§ **EXERCISE**: Copy out the lines that include the word "make".
────
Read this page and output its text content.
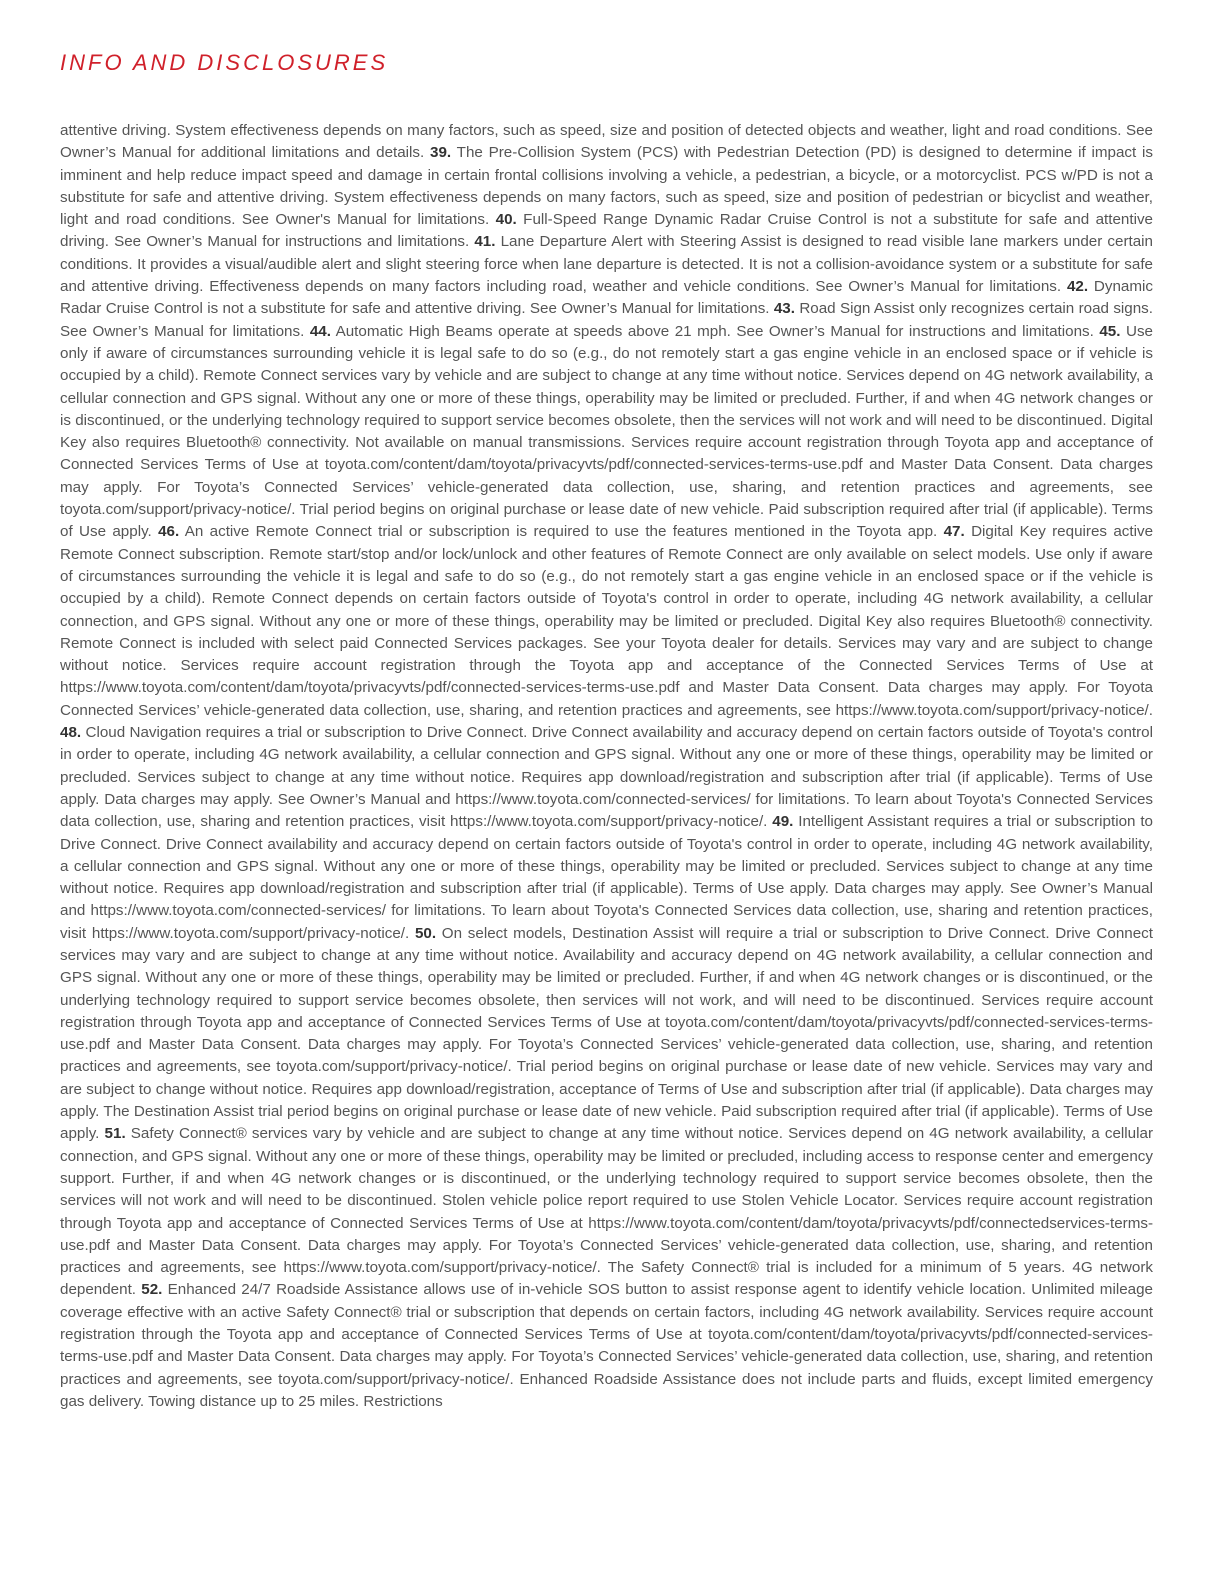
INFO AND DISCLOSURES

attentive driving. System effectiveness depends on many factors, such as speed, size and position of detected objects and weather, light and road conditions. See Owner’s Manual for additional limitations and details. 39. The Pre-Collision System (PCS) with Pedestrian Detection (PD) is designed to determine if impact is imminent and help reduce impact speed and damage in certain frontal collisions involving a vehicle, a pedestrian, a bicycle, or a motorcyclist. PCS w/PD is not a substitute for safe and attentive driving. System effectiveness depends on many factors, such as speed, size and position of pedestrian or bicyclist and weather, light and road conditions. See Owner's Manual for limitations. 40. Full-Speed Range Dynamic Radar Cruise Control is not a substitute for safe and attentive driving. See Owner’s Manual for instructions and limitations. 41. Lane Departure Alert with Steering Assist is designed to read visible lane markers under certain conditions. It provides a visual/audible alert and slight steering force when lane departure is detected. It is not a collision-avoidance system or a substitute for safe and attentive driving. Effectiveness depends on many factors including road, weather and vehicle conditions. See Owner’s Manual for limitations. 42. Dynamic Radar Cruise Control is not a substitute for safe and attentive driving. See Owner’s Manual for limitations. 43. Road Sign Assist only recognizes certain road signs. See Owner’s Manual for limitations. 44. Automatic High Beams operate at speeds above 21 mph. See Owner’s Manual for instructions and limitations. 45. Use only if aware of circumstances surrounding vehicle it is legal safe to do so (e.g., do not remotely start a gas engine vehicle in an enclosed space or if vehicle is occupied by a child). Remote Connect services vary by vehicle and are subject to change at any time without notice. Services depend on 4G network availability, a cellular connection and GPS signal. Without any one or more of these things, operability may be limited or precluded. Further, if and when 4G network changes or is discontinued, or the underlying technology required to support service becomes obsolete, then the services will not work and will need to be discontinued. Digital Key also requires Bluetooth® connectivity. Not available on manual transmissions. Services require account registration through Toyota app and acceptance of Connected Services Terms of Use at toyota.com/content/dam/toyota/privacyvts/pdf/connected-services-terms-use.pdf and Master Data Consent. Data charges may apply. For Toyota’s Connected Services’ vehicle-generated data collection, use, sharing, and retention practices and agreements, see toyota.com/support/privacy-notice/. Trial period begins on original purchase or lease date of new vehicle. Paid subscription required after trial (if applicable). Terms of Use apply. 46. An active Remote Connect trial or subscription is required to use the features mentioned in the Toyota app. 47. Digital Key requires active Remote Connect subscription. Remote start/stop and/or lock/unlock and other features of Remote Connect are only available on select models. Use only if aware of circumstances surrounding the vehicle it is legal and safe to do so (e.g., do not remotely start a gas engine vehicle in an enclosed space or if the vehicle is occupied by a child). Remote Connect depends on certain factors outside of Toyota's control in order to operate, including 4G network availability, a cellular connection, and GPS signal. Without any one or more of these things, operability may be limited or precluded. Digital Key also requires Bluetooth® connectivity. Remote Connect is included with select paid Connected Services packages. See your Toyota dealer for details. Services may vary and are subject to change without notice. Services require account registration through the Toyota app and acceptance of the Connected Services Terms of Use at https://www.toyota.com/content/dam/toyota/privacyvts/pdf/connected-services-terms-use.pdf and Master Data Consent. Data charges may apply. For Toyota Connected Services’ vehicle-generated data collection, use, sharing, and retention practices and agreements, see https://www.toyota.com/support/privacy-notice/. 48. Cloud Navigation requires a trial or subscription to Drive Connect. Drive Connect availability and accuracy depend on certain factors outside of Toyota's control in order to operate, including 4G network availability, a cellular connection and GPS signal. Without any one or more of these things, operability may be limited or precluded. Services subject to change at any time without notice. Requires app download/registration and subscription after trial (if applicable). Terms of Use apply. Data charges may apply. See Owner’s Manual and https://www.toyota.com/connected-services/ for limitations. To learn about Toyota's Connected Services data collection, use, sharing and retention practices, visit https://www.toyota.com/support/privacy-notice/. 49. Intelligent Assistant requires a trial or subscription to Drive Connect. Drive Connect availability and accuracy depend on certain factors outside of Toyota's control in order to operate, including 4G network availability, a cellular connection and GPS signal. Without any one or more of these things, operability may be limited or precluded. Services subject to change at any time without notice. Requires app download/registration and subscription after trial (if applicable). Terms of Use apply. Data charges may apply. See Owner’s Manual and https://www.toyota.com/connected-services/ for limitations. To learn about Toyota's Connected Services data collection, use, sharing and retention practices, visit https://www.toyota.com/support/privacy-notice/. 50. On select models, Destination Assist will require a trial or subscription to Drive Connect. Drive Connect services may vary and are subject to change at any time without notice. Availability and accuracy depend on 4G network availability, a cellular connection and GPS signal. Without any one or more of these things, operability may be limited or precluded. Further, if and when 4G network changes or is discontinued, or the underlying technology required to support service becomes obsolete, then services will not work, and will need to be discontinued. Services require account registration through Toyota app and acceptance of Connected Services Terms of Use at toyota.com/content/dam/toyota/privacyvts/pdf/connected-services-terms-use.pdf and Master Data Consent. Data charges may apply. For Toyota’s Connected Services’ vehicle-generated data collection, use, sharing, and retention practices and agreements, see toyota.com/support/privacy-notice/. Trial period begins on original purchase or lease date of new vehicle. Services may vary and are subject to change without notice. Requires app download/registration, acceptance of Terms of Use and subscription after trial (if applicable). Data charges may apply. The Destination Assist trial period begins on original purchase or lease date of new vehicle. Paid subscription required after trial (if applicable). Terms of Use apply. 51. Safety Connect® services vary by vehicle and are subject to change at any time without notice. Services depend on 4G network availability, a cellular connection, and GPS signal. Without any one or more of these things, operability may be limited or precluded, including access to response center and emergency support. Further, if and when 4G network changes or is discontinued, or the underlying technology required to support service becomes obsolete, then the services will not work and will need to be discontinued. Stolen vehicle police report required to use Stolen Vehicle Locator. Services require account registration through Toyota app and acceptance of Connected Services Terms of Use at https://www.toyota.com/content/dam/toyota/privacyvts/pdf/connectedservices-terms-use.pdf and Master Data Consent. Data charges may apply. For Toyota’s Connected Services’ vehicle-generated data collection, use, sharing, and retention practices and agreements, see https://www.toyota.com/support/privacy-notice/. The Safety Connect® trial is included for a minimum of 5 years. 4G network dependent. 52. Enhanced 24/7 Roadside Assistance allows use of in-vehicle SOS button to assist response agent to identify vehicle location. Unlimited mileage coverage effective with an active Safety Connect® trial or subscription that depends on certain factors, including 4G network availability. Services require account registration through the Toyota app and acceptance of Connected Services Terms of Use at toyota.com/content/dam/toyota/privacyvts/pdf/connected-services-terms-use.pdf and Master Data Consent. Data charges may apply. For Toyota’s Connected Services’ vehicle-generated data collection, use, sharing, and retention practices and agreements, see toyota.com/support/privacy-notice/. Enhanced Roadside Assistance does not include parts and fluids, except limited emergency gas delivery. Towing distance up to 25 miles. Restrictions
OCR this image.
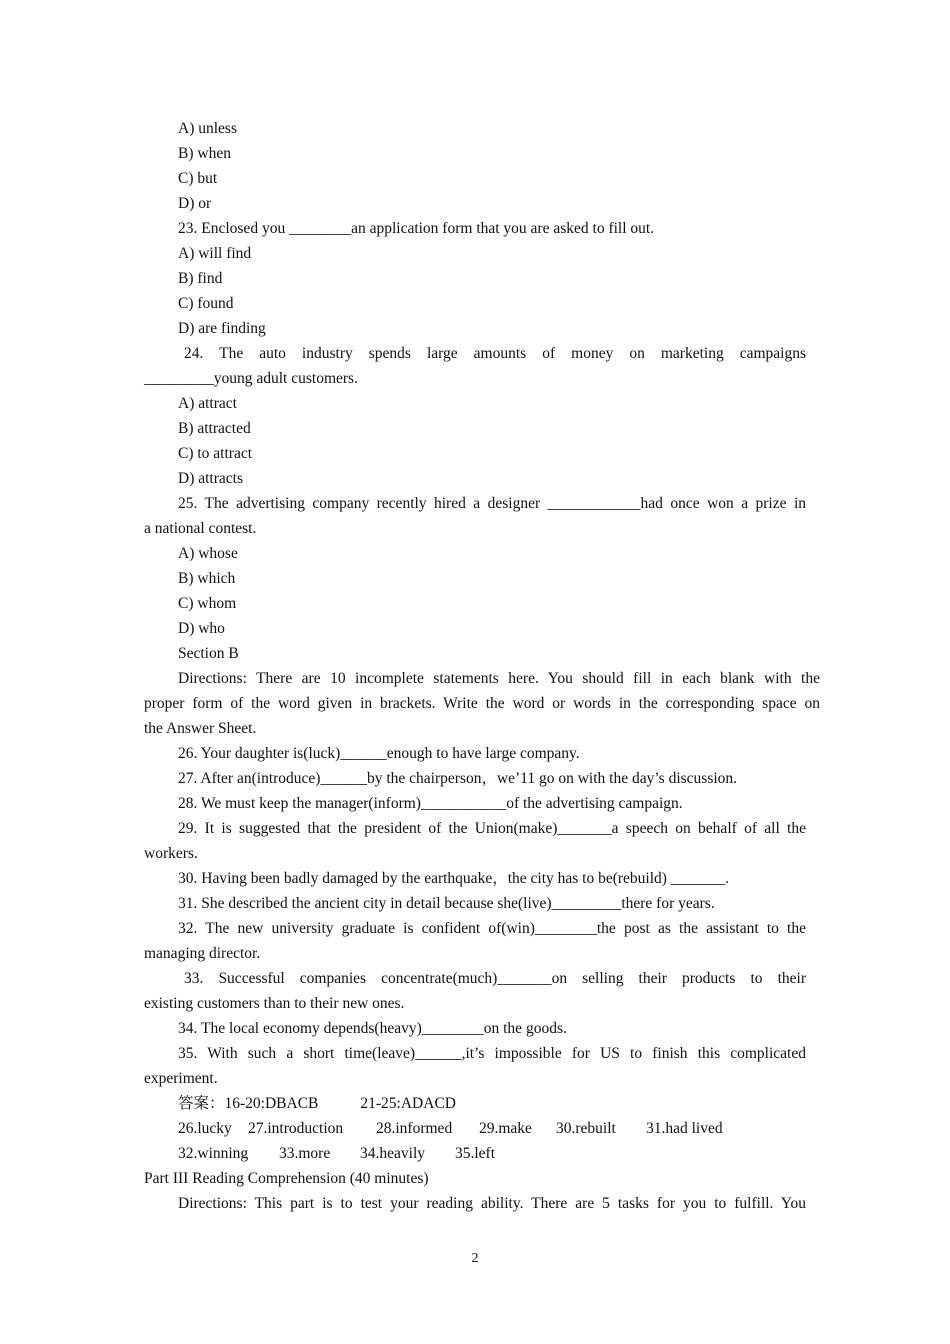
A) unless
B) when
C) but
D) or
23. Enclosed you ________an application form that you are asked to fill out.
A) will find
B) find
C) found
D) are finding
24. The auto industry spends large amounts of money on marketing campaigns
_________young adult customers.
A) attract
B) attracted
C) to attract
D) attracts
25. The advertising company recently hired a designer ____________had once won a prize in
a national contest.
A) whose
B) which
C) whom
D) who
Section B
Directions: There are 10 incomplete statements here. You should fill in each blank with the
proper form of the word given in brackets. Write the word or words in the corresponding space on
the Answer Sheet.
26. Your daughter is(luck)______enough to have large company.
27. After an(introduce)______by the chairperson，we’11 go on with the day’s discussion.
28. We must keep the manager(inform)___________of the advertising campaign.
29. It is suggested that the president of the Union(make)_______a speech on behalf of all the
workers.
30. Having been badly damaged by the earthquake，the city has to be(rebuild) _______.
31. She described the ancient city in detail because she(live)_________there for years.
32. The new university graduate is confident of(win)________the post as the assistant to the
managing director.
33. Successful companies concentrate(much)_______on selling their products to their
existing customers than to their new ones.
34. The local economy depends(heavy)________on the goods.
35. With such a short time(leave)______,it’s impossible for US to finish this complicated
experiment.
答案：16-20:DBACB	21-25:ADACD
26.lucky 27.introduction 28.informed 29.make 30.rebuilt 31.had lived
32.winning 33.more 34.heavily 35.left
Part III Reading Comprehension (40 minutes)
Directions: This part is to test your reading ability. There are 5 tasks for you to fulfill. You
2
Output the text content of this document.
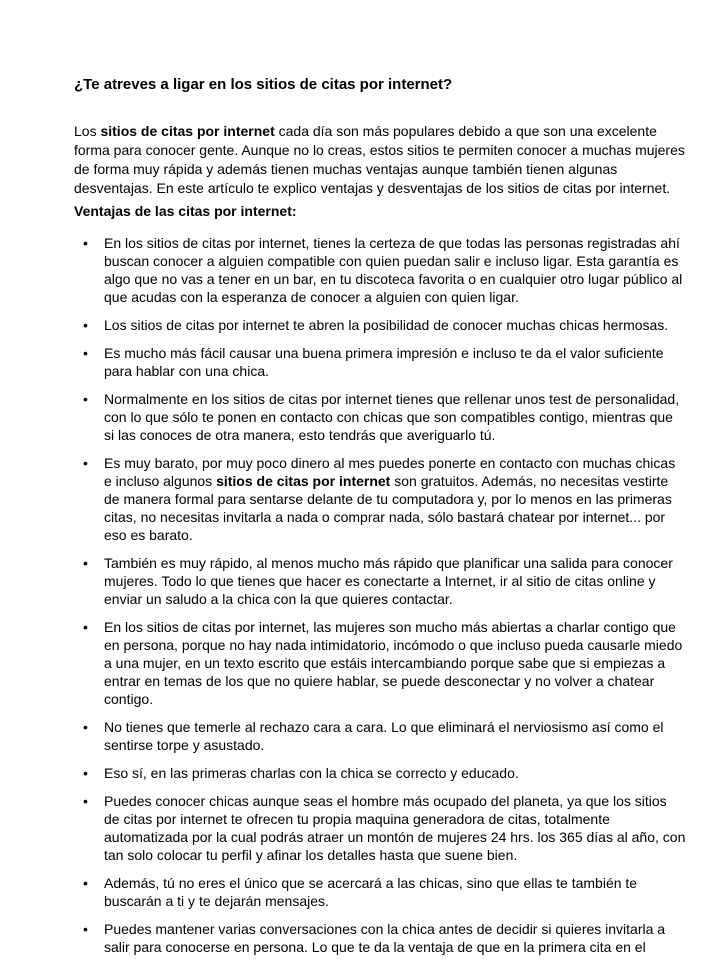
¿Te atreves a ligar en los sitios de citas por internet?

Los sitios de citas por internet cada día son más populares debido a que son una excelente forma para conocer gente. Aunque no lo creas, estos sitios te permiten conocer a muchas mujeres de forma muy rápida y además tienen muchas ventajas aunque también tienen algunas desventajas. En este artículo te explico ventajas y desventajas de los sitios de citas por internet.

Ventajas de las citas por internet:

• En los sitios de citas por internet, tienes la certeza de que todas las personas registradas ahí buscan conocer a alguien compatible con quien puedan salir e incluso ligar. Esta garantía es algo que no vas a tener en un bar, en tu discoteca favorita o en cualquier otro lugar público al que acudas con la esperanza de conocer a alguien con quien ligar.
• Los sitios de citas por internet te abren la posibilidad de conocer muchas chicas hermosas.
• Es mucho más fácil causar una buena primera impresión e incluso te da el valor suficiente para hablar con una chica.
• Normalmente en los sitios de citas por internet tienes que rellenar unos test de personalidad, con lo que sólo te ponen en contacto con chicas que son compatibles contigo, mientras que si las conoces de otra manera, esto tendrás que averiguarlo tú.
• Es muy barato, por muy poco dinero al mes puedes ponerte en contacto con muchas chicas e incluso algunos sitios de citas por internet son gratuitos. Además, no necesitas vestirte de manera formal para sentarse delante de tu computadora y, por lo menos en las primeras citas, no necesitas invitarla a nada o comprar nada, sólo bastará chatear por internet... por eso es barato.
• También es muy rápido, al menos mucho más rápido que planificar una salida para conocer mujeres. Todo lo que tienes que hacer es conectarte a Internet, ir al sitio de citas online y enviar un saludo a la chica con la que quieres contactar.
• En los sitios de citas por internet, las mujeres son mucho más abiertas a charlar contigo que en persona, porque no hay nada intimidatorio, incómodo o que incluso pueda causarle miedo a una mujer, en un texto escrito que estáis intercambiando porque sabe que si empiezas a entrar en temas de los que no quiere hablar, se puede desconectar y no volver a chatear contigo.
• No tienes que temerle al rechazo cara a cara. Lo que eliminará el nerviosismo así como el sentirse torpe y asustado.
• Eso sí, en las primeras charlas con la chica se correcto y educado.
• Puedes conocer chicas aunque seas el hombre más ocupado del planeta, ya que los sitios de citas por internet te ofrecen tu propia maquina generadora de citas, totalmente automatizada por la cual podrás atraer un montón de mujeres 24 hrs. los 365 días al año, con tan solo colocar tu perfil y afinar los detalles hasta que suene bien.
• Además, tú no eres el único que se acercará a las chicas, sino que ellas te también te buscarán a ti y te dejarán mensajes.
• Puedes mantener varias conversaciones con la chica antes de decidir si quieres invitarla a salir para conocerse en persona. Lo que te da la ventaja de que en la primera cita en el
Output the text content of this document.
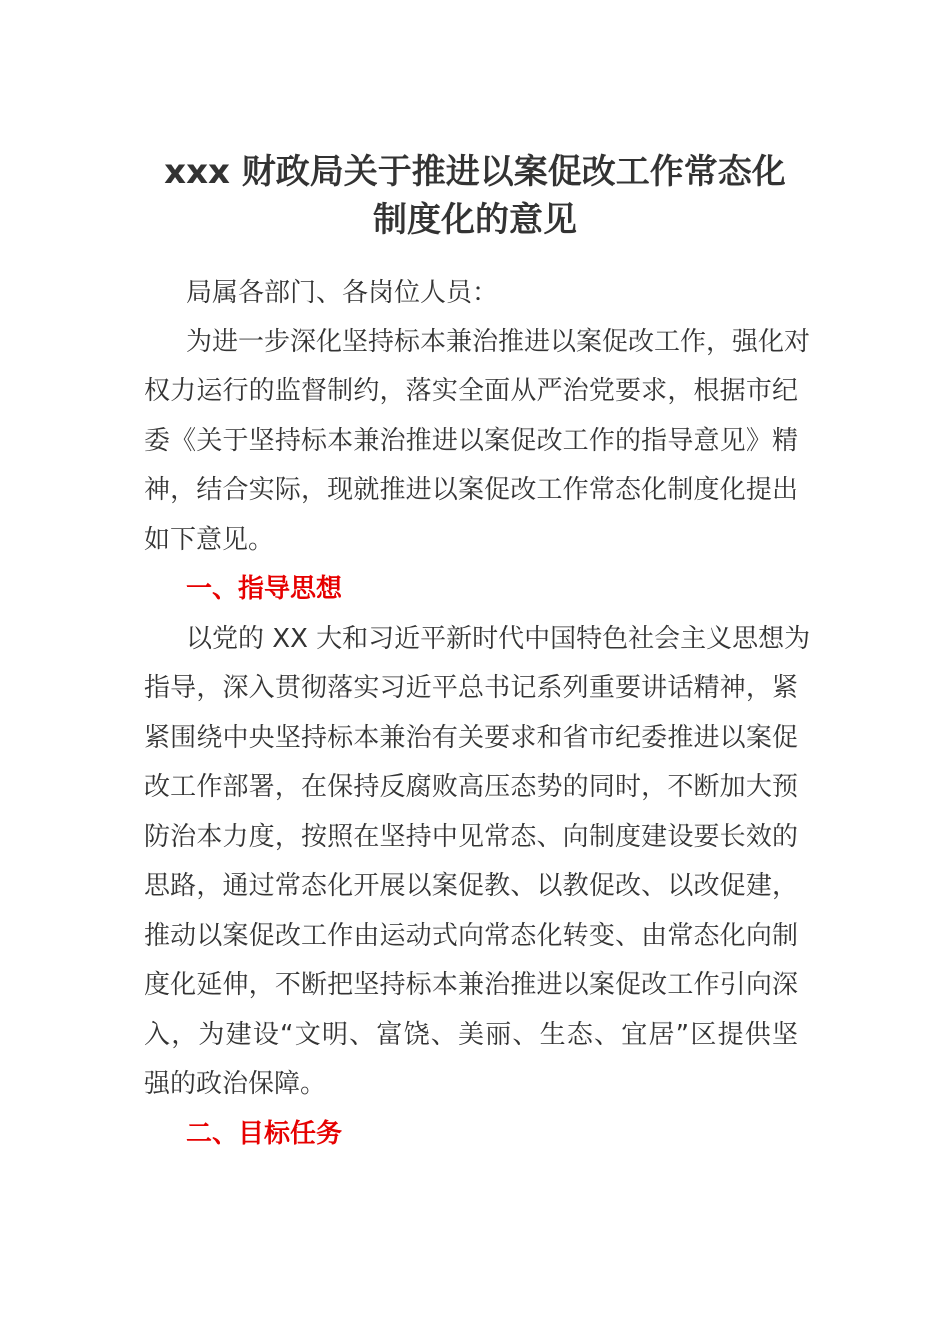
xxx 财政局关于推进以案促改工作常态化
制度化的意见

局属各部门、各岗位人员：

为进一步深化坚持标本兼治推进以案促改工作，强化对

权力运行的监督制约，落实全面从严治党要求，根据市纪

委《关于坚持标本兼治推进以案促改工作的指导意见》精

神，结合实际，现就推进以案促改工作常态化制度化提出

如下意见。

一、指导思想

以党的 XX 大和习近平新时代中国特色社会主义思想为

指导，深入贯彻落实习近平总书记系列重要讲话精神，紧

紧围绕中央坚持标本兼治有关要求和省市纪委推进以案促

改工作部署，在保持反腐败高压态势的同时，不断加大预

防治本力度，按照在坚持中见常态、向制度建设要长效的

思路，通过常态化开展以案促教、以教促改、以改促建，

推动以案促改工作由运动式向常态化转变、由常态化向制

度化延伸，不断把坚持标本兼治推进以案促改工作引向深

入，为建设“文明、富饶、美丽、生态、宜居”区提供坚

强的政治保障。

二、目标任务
────
§ **ANSWER BELOW**:
29. It is suggested that the president of the Union(make)_______a speech on behalf of all the
26.lucky 27.introduction 28.informed 29.make 30.rebuilt 31.had lived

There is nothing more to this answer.